*** Data supplied

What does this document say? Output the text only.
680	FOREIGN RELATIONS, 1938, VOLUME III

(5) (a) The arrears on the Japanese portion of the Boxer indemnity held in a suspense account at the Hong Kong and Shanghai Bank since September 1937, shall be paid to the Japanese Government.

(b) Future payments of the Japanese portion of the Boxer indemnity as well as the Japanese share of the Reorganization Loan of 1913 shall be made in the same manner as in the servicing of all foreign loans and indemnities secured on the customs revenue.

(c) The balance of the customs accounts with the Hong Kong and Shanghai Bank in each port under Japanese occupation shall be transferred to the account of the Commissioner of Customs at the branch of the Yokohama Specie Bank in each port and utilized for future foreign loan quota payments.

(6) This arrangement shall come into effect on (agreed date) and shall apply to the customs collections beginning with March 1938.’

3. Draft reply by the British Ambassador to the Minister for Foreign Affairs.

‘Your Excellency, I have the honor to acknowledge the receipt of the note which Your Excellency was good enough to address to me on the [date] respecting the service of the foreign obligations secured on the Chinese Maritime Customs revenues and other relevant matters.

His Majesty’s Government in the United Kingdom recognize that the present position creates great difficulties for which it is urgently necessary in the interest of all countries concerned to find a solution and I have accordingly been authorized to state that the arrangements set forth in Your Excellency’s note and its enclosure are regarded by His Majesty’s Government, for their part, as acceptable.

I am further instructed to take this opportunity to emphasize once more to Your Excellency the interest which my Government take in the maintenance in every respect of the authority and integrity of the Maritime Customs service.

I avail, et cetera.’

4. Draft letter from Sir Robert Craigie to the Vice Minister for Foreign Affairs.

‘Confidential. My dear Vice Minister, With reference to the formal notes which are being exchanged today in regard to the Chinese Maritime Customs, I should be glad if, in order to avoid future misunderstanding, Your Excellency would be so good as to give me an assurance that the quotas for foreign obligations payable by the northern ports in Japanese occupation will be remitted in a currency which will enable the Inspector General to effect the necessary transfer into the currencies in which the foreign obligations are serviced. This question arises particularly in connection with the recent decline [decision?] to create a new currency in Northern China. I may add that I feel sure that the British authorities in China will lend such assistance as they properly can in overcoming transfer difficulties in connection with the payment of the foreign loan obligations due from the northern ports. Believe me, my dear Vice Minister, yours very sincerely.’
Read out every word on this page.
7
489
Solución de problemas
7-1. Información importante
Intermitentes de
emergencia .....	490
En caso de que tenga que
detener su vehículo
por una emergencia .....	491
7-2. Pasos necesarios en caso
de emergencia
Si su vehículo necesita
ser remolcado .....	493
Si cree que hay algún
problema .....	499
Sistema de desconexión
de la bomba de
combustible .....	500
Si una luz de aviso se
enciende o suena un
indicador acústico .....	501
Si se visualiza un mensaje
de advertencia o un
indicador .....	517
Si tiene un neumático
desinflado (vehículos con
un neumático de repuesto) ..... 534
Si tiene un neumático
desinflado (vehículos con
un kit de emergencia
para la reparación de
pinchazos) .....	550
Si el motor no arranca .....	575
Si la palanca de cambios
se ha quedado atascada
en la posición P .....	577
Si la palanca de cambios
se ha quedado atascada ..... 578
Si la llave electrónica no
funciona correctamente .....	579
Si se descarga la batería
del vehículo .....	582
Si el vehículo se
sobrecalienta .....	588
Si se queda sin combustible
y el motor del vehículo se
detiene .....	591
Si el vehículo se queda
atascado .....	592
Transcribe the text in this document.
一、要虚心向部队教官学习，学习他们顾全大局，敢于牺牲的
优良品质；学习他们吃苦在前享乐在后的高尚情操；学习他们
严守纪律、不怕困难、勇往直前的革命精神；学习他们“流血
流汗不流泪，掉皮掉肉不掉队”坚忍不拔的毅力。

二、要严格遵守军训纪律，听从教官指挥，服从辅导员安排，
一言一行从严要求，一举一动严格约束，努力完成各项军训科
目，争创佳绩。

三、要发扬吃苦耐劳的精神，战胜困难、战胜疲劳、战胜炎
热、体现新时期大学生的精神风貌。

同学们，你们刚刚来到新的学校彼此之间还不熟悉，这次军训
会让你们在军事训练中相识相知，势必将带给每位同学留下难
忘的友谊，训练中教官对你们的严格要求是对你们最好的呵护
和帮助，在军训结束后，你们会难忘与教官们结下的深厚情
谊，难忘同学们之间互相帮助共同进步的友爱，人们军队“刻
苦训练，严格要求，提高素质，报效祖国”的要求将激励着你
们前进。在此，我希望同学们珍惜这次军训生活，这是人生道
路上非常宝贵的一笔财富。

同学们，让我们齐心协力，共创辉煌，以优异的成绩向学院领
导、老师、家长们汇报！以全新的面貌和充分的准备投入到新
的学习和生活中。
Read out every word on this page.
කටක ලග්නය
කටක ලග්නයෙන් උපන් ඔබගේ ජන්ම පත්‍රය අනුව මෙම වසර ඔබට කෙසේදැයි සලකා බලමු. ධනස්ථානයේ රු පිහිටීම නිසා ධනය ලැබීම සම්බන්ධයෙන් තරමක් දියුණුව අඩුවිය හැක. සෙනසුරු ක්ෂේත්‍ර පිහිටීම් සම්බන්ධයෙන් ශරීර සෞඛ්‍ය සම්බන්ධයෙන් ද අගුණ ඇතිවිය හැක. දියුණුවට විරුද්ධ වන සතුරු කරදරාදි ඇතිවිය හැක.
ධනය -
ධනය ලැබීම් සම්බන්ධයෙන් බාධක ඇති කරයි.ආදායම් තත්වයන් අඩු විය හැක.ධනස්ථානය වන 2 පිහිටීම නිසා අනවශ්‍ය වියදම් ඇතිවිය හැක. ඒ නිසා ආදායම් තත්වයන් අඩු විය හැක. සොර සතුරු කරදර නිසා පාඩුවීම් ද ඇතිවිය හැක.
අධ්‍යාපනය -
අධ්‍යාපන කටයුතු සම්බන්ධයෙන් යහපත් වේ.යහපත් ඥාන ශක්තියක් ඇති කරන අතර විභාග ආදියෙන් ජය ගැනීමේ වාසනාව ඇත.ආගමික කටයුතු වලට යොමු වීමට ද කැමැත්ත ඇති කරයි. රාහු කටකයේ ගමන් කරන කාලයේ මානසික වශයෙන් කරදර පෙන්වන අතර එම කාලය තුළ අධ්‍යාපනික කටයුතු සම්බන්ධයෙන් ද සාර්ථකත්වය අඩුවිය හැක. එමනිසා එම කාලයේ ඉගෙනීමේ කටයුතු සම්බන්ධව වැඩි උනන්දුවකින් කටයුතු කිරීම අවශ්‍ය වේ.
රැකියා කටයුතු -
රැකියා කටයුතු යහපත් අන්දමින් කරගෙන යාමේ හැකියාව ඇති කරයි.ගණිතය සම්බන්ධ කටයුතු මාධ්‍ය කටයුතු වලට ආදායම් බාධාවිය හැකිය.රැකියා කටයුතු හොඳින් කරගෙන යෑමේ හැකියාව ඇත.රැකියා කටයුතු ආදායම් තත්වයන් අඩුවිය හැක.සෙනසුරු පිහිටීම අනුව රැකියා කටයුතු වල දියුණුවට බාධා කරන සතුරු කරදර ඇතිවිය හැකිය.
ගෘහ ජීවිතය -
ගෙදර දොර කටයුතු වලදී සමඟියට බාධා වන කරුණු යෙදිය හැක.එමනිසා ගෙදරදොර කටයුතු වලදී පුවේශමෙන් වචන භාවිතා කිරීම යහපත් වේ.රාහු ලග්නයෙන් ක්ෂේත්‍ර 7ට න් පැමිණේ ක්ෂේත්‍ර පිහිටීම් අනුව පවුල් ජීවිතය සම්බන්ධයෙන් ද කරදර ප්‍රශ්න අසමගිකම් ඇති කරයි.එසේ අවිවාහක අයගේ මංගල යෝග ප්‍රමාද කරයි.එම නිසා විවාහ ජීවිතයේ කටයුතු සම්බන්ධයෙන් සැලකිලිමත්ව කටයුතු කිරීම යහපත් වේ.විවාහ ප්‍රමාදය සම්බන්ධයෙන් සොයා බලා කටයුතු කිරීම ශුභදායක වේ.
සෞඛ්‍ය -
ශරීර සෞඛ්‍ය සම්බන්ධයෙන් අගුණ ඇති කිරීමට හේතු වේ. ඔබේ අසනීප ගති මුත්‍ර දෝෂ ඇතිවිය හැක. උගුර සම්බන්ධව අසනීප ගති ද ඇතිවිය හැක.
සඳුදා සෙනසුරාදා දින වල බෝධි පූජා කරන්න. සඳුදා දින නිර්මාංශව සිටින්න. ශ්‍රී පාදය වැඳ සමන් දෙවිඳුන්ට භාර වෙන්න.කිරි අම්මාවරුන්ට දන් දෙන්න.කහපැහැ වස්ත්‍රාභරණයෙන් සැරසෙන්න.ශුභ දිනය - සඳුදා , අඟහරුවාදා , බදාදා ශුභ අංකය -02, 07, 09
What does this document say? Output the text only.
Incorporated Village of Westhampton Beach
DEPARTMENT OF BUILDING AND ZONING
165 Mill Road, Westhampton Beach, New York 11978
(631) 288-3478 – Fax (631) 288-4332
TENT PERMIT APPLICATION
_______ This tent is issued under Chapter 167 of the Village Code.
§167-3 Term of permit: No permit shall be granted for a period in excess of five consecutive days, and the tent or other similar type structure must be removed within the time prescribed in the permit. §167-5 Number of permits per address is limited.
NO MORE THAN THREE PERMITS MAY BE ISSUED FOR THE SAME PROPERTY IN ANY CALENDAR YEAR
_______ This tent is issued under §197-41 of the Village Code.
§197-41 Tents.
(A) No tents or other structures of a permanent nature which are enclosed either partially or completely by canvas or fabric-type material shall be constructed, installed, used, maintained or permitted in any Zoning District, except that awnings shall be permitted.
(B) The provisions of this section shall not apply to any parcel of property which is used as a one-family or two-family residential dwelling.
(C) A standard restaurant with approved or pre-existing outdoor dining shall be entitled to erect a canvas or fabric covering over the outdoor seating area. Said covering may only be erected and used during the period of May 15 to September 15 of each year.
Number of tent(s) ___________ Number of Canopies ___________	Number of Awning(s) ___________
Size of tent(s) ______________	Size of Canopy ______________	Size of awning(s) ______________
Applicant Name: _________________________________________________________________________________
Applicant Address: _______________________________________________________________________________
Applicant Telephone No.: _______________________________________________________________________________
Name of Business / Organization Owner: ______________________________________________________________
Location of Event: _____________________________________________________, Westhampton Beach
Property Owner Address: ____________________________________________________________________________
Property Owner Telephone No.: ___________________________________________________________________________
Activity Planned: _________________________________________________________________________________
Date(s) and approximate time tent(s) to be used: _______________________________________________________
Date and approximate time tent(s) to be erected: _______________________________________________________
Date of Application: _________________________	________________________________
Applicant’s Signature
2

******

■ **Aim of the task**
Find all lines holding the string "fabric" and copy them.

■ **Answer to the task**
(A) No tents or other structures of a permanent nature which are enclosed either partially or completely by canvas or fabric-type material shall be constructed, installed, used, maintained or permitted in any Zoning District, except that awnings shall be permitted.
(C) A standard restaurant with approved or pre-existing outdoor dining shall be entitled to erect a canvas or fabric covering over the outdoor seating area. Said covering may only be erected and used during the period of May 15 to September 15 of each year.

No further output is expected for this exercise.